* Aim of the exercise *
Continue the passage on intelligent design and the relation between scientific and religious faith, starting right after its final sentence.

* Source document *
^^^^
Supporters of ID are not interested in further investigation of irreducible complexity or of this hypothetical force. Instead they appear to be satisfied that they have arrived at the Truth of the matter. ID supporters would agree with Einstein about "the sublimity and marvelous order which reveal themselves both in nature and in the world of thought." However, rather than Einstein's "cosmic religious feeling but no anthropomorphic conception of God," ID supporters follow the glance of Isaiah 40:26: "Lift up your eyes on high and see: Who created these?" Whatever one might think of the merit or failure of intelligent design in terms of religion, having faith in the Truth of the matter situates the movement outside of science. Consequently, ID has no place in science education.
What is the relationship between scientific and religious attitudes when viewed as different kinds of faith? Bicycle riding frequently is offered as a metaphor to describe these attitudes as complementary. Having a bike makes riding possible. Other factors influence the direction in which the rider will choose to go. Science provides the technology for doing things. Religion provides the values to determine what things should be done. Notwithstanding the importance of the functional sense of complementary relationships implied by the bicycle metaphor, a different and more profound sense of complementary relationships can also be found.
^^^^
* Data shown *
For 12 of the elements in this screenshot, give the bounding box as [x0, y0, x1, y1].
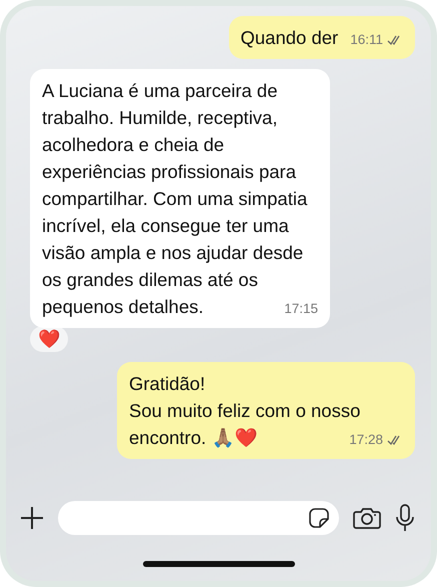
^^^^
* Written response *
The physicist Niels Bohr introduced complementarity in 1927 to account for the failure of classical physics to explain the nature of light. Two sets of evidence and two theories — waves and particles — had become associated with light propagation. Bohr argued that, at the quantum level, there could be no distinction between the object and the experimental circumstances that permitted the object to be observed. Unlike the conventional notion of complementary perspectives, in which observer and object remain separated, in complementarity, observer and object make up an interacting unit. Two observations that exhibit complementarity exist side by side, mutually exclusive, yet each adequate within its own experimental framework. Both are required for a comprehensive understanding of the phenomenon under investigation. When he was knighted, Bohr symbolically expressed his commitment to complementarity by choosing the yin-yang symbol as his family crest.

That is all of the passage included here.